Input =
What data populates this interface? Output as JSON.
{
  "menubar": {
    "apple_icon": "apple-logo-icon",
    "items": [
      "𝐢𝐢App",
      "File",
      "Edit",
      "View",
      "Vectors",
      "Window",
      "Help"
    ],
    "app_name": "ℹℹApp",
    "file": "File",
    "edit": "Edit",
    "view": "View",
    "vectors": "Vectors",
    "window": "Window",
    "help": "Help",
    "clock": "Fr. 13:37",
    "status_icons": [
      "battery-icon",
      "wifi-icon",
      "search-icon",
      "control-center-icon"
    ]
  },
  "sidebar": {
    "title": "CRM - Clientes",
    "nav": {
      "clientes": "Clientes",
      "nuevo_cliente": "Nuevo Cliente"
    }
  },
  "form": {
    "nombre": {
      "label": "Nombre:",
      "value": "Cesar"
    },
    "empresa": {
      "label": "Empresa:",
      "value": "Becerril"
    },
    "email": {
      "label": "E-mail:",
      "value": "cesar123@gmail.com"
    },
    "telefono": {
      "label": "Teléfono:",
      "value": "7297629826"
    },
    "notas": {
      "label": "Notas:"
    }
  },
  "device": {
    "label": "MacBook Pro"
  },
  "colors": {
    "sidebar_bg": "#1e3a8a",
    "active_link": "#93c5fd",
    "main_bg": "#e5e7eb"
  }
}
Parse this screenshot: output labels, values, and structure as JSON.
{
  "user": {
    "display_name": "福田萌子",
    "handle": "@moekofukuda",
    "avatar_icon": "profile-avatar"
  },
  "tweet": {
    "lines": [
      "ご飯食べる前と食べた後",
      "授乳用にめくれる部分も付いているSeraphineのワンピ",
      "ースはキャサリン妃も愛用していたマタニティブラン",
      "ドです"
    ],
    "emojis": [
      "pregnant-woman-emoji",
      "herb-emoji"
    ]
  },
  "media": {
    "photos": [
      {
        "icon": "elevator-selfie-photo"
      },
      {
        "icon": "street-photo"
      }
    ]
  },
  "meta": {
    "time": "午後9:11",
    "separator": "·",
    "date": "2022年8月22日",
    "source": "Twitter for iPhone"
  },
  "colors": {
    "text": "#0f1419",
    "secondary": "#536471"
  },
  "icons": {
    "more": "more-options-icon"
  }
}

Objective = Give back exactly the lines that run from the line with "Parse this screenshot: output" through the close of the material, counting both ends, and nothing more.

Output of the task =
Parse this screenshot: output labels, values, and structure as JSON.
{
  "user": {
    "display_name": "福田萌子",
    "handle": "@moekofukuda",
    "avatar_icon": "profile-avatar"
  },
  "tweet": {
    "lines": [
      "ご飯食べる前と食べた後",
      "授乳用にめくれる部分も付いているSeraphineのワンピ",
      "ースはキャサリン妃も愛用していたマタニティブラン",
      "ドです"
    ],
    "emojis": [
      "pregnant-woman-emoji",
      "herb-emoji"
    ]
  },
  "media": {
    "photos": [
      {
        "icon": "elevator-selfie-photo"
      },
      {
        "icon": "street-photo"
      }
    ]
  },
  "meta": {
    "time": "午後9:11",
    "separator": "·",
    "date": "2022年8月22日",
    "source": "Twitter for iPhone"
  },
  "colors": {
    "text": "#0f1419",
    "secondary": "#536471"
  },
  "icons": {
    "more": "more-options-icon"
  }
}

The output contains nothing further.